> Requirement: Copy out the listing that follows exactly, dropping every picture.

> Given records:
- - -

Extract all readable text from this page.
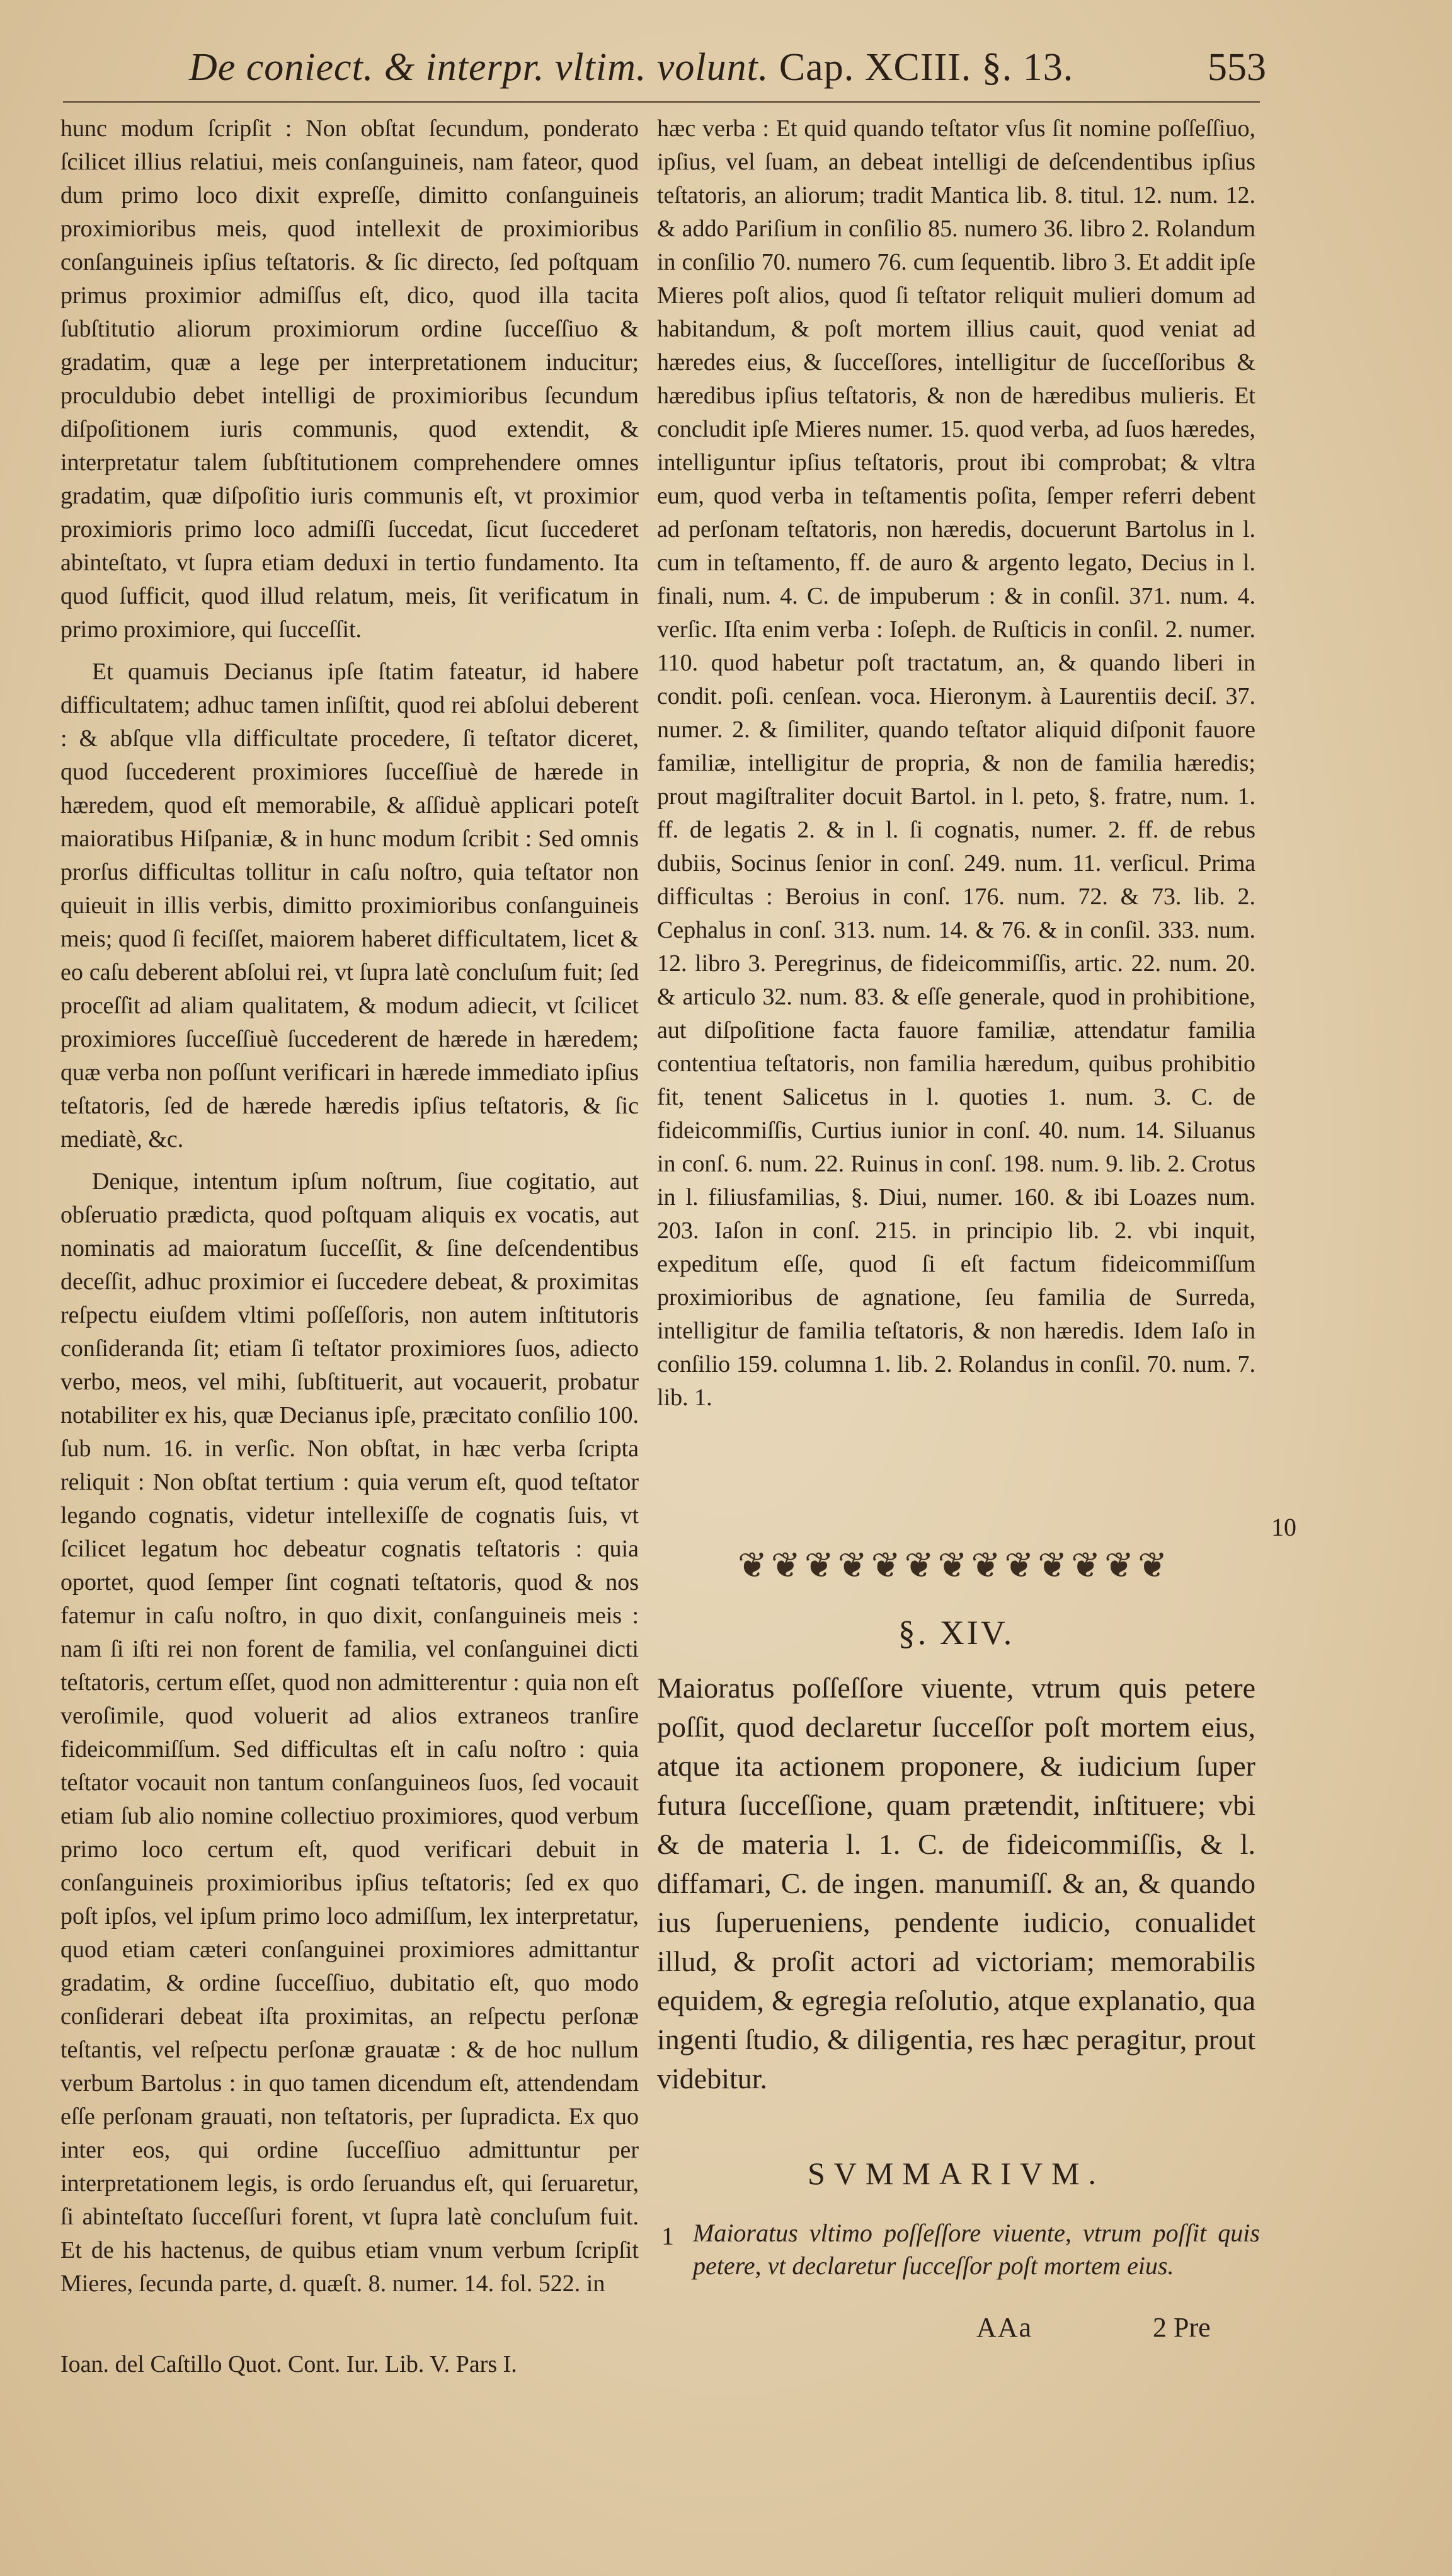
De coniect. & interpr. vltim. volunt. Cap. XCIII. §. 13.	553

hunc modum ſcripſit : Non obſtat ſecundum, ponderato ſcilicet illius relatiui, meis conſanguineis, nam fateor, quod dum primo loco dixit expreſſe, dimitto conſanguineis proximioribus meis, quod intellexit de proximioribus conſanguineis ipſius teſtatoris. & ſic directo, ſed poſtquam primus proximior admiſſus eſt, dico, quod illa tacita ſubſtitutio aliorum proximiorum ordine ſucceſſiuo & gradatim, quæ a lege per interpretationem inducitur; proculdubio debet intelligi de proximioribus ſecundum diſpoſitionem iuris communis, quod extendit, & interpretatur talem ſubſtitutionem comprehendere omnes gradatim, quæ diſpoſitio iuris communis eſt, vt proximior proximioris primo loco admiſſi ſuccedat, ſicut ſuccederet abinteſtato, vt ſupra etiam deduxi in tertio fundamento. Ita quod ſufficit, quod illud relatum, meis, ſit verificatum in primo proximiore, qui ſucceſſit.

Et quamuis Decianus ipſe ſtatim fateatur, id habere difficultatem; adhuc tamen inſiſtit, quod rei abſolui deberent : & abſque vlla difficultate procedere, ſi teſtator diceret, quod ſuccederent proximiores ſucceſſiuè de hærede in hæredem, quod eſt memorabile, & aſſiduè applicari poteſt maioratibus Hiſpaniæ, & in hunc modum ſcribit : Sed omnis prorſus difficultas tollitur in caſu noſtro, quia teſtator non quieuit in illis verbis, dimitto proximioribus conſanguineis meis; quod ſi feciſſet, maiorem haberet difficultatem, licet & eo caſu deberent abſolui rei, vt ſupra latè concluſum fuit; ſed proceſſit ad aliam qualitatem, & modum adiecit, vt ſcilicet proximiores ſucceſſiuè ſuccederent de hærede in hæredem; quæ verba non poſſunt verificari in hærede immediato ipſius teſtatoris, ſed de hærede hæredis ipſius teſtatoris, & ſic mediatè, &c.

Denique, intentum ipſum noſtrum, ſiue cogitatio, aut obſeruatio prædicta, quod poſtquam aliquis ex vocatis, aut nominatis ad maioratum ſucceſſit, & ſine deſcendentibus deceſſit, adhuc proximior ei ſuccedere debeat, & proximitas reſpectu eiuſdem vltimi poſſeſſoris, non autem inſtitutoris conſideranda ſit; etiam ſi teſtator proximiores ſuos, adiecto verbo, meos, vel mihi, ſubſtituerit, aut vocauerit, probatur notabiliter ex his, quæ Decianus ipſe, præcitato conſilio 100. ſub num. 16. in verſic. Non obſtat, in hæc verba ſcripta reliquit : Non obſtat tertium : quia verum eſt, quod teſtator legando cognatis, videtur intellexiſſe de cognatis ſuis, vt ſcilicet legatum hoc debeatur cognatis teſtatoris : quia oportet, quod ſemper ſint cognati teſtatoris, quod & nos fatemur in caſu noſtro, in quo dixit, conſanguineis meis : nam ſi iſti rei non forent de familia, vel conſanguinei dicti teſtatoris, certum eſſet, quod non admitterentur : quia non eſt veroſimile, quod voluerit ad alios extraneos tranſire fideicommiſſum. Sed difficultas eſt in caſu noſtro : quia teſtator vocauit non tantum conſanguineos ſuos, ſed vocauit etiam ſub alio nomine collectiuo proximiores, quod verbum primo loco certum eſt, quod verificari debuit in conſanguineis proximioribus ipſius teſtatoris; ſed ex quo poſt ipſos, vel ipſum primo loco admiſſum, lex interpretatur, quod etiam cæteri conſanguinei proximiores admittantur gradatim, & ordine ſucceſſiuo, dubitatio eſt, quo modo conſiderari debeat iſta proximitas, an reſpectu perſonæ teſtantis, vel reſpectu perſonæ grauatæ : & de hoc nullum verbum Bartolus : in quo tamen dicendum eſt, attendendam eſſe perſonam grauati, non teſtatoris, per ſupradicta. Ex quo inter eos, qui ordine ſucceſſiuo admittuntur per interpretationem legis, is ordo ſeruandus eſt, qui ſeruaretur, ſi abinteſtato ſucceſſuri forent, vt ſupra latè concluſum fuit. Et de his hactenus, de quibus etiam vnum verbum ſcripſit Mieres, ſecunda parte, d. quæſt. 8. numer. 14. fol. 522. in

Ioan. del Caſtillo Quot. Cont. Iur. Lib. V. Pars I.

hæc verba : Et quid quando teſtator vſus ſit nomine poſſeſſiuo, ipſius, vel ſuam, an debeat intelligi de deſcendentibus ipſius teſtatoris, an aliorum; tradit Mantica lib. 8. titul. 12. num. 12. & addo Pariſium in conſilio 85. numero 36. libro 2. Rolandum in conſilio 70. numero 76. cum ſequentib. libro 3. Et addit ipſe Mieres poſt alios, quod ſi teſtator reliquit mulieri domum ad habitandum, & poſt mortem illius cauit, quod veniat ad hæredes eius, & ſucceſſores, intelligitur de ſucceſſoribus & hæredibus ipſius teſtatoris, & non de hæredibus mulieris. Et concludit ipſe Mieres numer. 15. quod verba, ad ſuos hæredes, intelliguntur ipſius teſtatoris, prout ibi comprobat; & vltra eum, quod verba in teſtamentis poſita, ſemper referri debent ad perſonam teſtatoris, non hæredis, docuerunt Bartolus in l. cum in teſtamento, ff. de auro & argento legato, Decius in l. finali, num. 4. C. de impuberum : & in conſil. 371. num. 4. verſic. Iſta enim verba : Ioſeph. de Ruſticis in conſil. 2. numer. 110. quod habetur poſt tractatum, an, & quando liberi in condit. poſi. cenſean. voca. Hieronym. à Laurentiis deciſ. 37. numer. 2. & ſimiliter, quando teſtator aliquid diſponit fauore familiæ, intelligitur de propria, & non de familia hæredis; prout magiſtraliter docuit Bartol. in l. peto, §. fratre, num. 1. ff. de legatis 2. & in l. ſi cognatis, numer. 2. ff. de rebus dubiis, Socinus ſenior in conſ. 249. num. 11. verſicul. Prima difficultas : Beroius in conſ. 176. num. 72. & 73. lib. 2. Cephalus in conſ. 313. num. 14. & 76. & in conſil. 333. num. 12. libro 3. Peregrinus, de fideicommiſſis, artic. 22. num. 20. & articulo 32. num. 83. & eſſe generale, quod in prohibitione, aut diſpoſitione facta fauore familiæ, attendatur familia contentiua teſtatoris, non familia hæredum, quibus prohibitio fit, tenent Salicetus in l. quoties 1. num. 3. C. de fideicommiſſis, Curtius iunior in conſ. 40. num. 14. Siluanus in conſ. 6. num. 22. Ruinus in conſ. 198. num. 9. lib. 2. Crotus in l. filiusfamilias, §. Diui, numer. 160. & ibi Loazes num. 203. Iaſon in conſ. 215. in principio lib. 2. vbi inquit, expeditum eſſe, quod ſi eſt factum fideicommiſſum proximioribus de agnatione, ſeu familia de Surreda, intelligitur de familia teſtatoris, & non hæredis. Idem Iaſo in conſilio 159. columna 1. lib. 2. Rolandus in conſil. 70. num. 7. lib. 1.

10
❦❦❦❦❦❦❦❦❦❦❦❦❦
§. XIV.
Maioratus poſſeſſore viuente, vtrum quis petere poſſit, quod declaretur ſucceſſor poſt mortem eius, atque ita actionem proponere, & iudicium ſuper futura ſucceſſione, quam prætendit, inſtituere; vbi & de materia l. 1. C. de fideicommiſſis, & l. diffamari, C. de ingen. manumiſſ. & an, & quando ius ſuperueniens, pendente iudicio, conualidet illud, & proſit actori ad victoriam; memorabilis equidem, & egregia reſolutio, atque explanatio, qua ingenti ſtudio, & diligentia, res hæc peragitur, prout videbitur.
SVMMARIVM.
1 Maioratus vltimo poſſeſſore viuente, vtrum poſſit quis petere, vt declaretur ſucceſſor poſt mortem eius.
AAa	2 Pre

- - -

> Finished task:
Extract all readable text from this page.
De coniect. & interpr. vltim. volunt. Cap. XCIII. §. 13.	553

hunc modum ſcripſit : Non obſtat ſecundum, ponderato ſcilicet illius relatiui, meis conſanguineis, nam fateor, quod dum primo loco dixit expreſſe, dimitto conſanguineis proximioribus meis, quod intellexit de proximioribus conſanguineis ipſius teſtatoris. & ſic directo, ſed poſtquam primus proximior admiſſus eſt, dico, quod illa tacita ſubſtitutio aliorum proximiorum ordine ſucceſſiuo & gradatim, quæ a lege per interpretationem inducitur; proculdubio debet intelligi de proximioribus ſecundum diſpoſitionem iuris communis, quod extendit, & interpretatur talem ſubſtitutionem comprehendere omnes gradatim, quæ diſpoſitio iuris communis eſt, vt proximior proximioris primo loco admiſſi ſuccedat, ſicut ſuccederet abinteſtato, vt ſupra etiam deduxi in tertio fundamento. Ita quod ſufficit, quod illud relatum, meis, ſit verificatum in primo proximiore, qui ſucceſſit.

Et quamuis Decianus ipſe ſtatim fateatur, id habere difficultatem; adhuc tamen inſiſtit, quod rei abſolui deberent : & abſque vlla difficultate procedere, ſi teſtator diceret, quod ſuccederent proximiores ſucceſſiuè de hærede in hæredem, quod eſt memorabile, & aſſiduè applicari poteſt maioratibus Hiſpaniæ, & in hunc modum ſcribit : Sed omnis prorſus difficultas tollitur in caſu noſtro, quia teſtator non quieuit in illis verbis, dimitto proximioribus conſanguineis meis; quod ſi feciſſet, maiorem haberet difficultatem, licet & eo caſu deberent abſolui rei, vt ſupra latè concluſum fuit; ſed proceſſit ad aliam qualitatem, & modum adiecit, vt ſcilicet proximiores ſucceſſiuè ſuccederent de hærede in hæredem; quæ verba non poſſunt verificari in hærede immediato ipſius teſtatoris, ſed de hærede hæredis ipſius teſtatoris, & ſic mediatè, &c.

Denique, intentum ipſum noſtrum, ſiue cogitatio, aut obſeruatio prædicta, quod poſtquam aliquis ex vocatis, aut nominatis ad maioratum ſucceſſit, & ſine deſcendentibus deceſſit, adhuc proximior ei ſuccedere debeat, & proximitas reſpectu eiuſdem vltimi poſſeſſoris, non autem inſtitutoris conſideranda ſit; etiam ſi teſtator proximiores ſuos, adiecto verbo, meos, vel mihi, ſubſtituerit, aut vocauerit, probatur notabiliter ex his, quæ Decianus ipſe, præcitato conſilio 100. ſub num. 16. in verſic. Non obſtat, in hæc verba ſcripta reliquit : Non obſtat tertium : quia verum eſt, quod teſtator legando cognatis, videtur intellexiſſe de cognatis ſuis, vt ſcilicet legatum hoc debeatur cognatis teſtatoris : quia oportet, quod ſemper ſint cognati teſtatoris, quod & nos fatemur in caſu noſtro, in quo dixit, conſanguineis meis : nam ſi iſti rei non forent de familia, vel conſanguinei dicti teſtatoris, certum eſſet, quod non admitterentur : quia non eſt veroſimile, quod voluerit ad alios extraneos tranſire fideicommiſſum. Sed difficultas eſt in caſu noſtro : quia teſtator vocauit non tantum conſanguineos ſuos, ſed vocauit etiam ſub alio nomine collectiuo proximiores, quod verbum primo loco certum eſt, quod verificari debuit in conſanguineis proximioribus ipſius teſtatoris; ſed ex quo poſt ipſos, vel ipſum primo loco admiſſum, lex interpretatur, quod etiam cæteri conſanguinei proximiores admittantur gradatim, & ordine ſucceſſiuo, dubitatio eſt, quo modo conſiderari debeat iſta proximitas, an reſpectu perſonæ teſtantis, vel reſpectu perſonæ grauatæ : & de hoc nullum verbum Bartolus : in quo tamen dicendum eſt, attendendam eſſe perſonam grauati, non teſtatoris, per ſupradicta. Ex quo inter eos, qui ordine ſucceſſiuo admittuntur per interpretationem legis, is ordo ſeruandus eſt, qui ſeruaretur, ſi abinteſtato ſucceſſuri forent, vt ſupra latè concluſum fuit. Et de his hactenus, de quibus etiam vnum verbum ſcripſit Mieres, ſecunda parte, d. quæſt. 8. numer. 14. fol. 522. in

Ioan. del Caſtillo Quot. Cont. Iur. Lib. V. Pars I.

hæc verba : Et quid quando teſtator vſus ſit nomine poſſeſſiuo, ipſius, vel ſuam, an debeat intelligi de deſcendentibus ipſius teſtatoris, an aliorum; tradit Mantica lib. 8. titul. 12. num. 12. & addo Pariſium in conſilio 85. numero 36. libro 2. Rolandum in conſilio 70. numero 76. cum ſequentib. libro 3. Et addit ipſe Mieres poſt alios, quod ſi teſtator reliquit mulieri domum ad habitandum, & poſt mortem illius cauit, quod veniat ad hæredes eius, & ſucceſſores, intelligitur de ſucceſſoribus & hæredibus ipſius teſtatoris, & non de hæredibus mulieris. Et concludit ipſe Mieres numer. 15. quod verba, ad ſuos hæredes, intelliguntur ipſius teſtatoris, prout ibi comprobat; & vltra eum, quod verba in teſtamentis poſita, ſemper referri debent ad perſonam teſtatoris, non hæredis, docuerunt Bartolus in l. cum in teſtamento, ff. de auro & argento legato, Decius in l. finali, num. 4. C. de impuberum : & in conſil. 371. num. 4. verſic. Iſta enim verba : Ioſeph. de Ruſticis in conſil. 2. numer. 110. quod habetur poſt tractatum, an, & quando liberi in condit. poſi. cenſean. voca. Hieronym. à Laurentiis deciſ. 37. numer. 2. & ſimiliter, quando teſtator aliquid diſponit fauore familiæ, intelligitur de propria, & non de familia hæredis; prout magiſtraliter docuit Bartol. in l. peto, §. fratre, num. 1. ff. de legatis 2. & in l. ſi cognatis, numer. 2. ff. de rebus dubiis, Socinus ſenior in conſ. 249. num. 11. verſicul. Prima difficultas : Beroius in conſ. 176. num. 72. & 73. lib. 2. Cephalus in conſ. 313. num. 14. & 76. & in conſil. 333. num. 12. libro 3. Peregrinus, de fideicommiſſis, artic. 22. num. 20. & articulo 32. num. 83. & eſſe generale, quod in prohibitione, aut diſpoſitione facta fauore familiæ, attendatur familia contentiua teſtatoris, non familia hæredum, quibus prohibitio fit, tenent Salicetus in l. quoties 1. num. 3. C. de fideicommiſſis, Curtius iunior in conſ. 40. num. 14. Siluanus in conſ. 6. num. 22. Ruinus in conſ. 198. num. 9. lib. 2. Crotus in l. filiusfamilias, §. Diui, numer. 160. & ibi Loazes num. 203. Iaſon in conſ. 215. in principio lib. 2. vbi inquit, expeditum eſſe, quod ſi eſt factum fideicommiſſum proximioribus de agnatione, ſeu familia de Surreda, intelligitur de familia teſtatoris, & non hæredis. Idem Iaſo in conſilio 159. columna 1. lib. 2. Rolandus in conſil. 70. num. 7. lib. 1.

10
❦❦❦❦❦❦❦❦❦❦❦❦❦
§. XIV.
Maioratus poſſeſſore viuente, vtrum quis petere poſſit, quod declaretur ſucceſſor poſt mortem eius, atque ita actionem proponere, & iudicium ſuper futura ſucceſſione, quam prætendit, inſtituere; vbi & de materia l. 1. C. de fideicommiſſis, & l. diffamari, C. de ingen. manumiſſ. & an, & quando ius ſuperueniens, pendente iudicio, conualidet illud, & proſit actori ad victoriam; memorabilis equidem, & egregia reſolutio, atque explanatio, qua ingenti ſtudio, & diligentia, res hæc peragitur, prout videbitur.
SVMMARIVM.
1 Maioratus vltimo poſſeſſore viuente, vtrum poſſit quis petere, vt declaretur ſucceſſor poſt mortem eius.
AAa	2 Pre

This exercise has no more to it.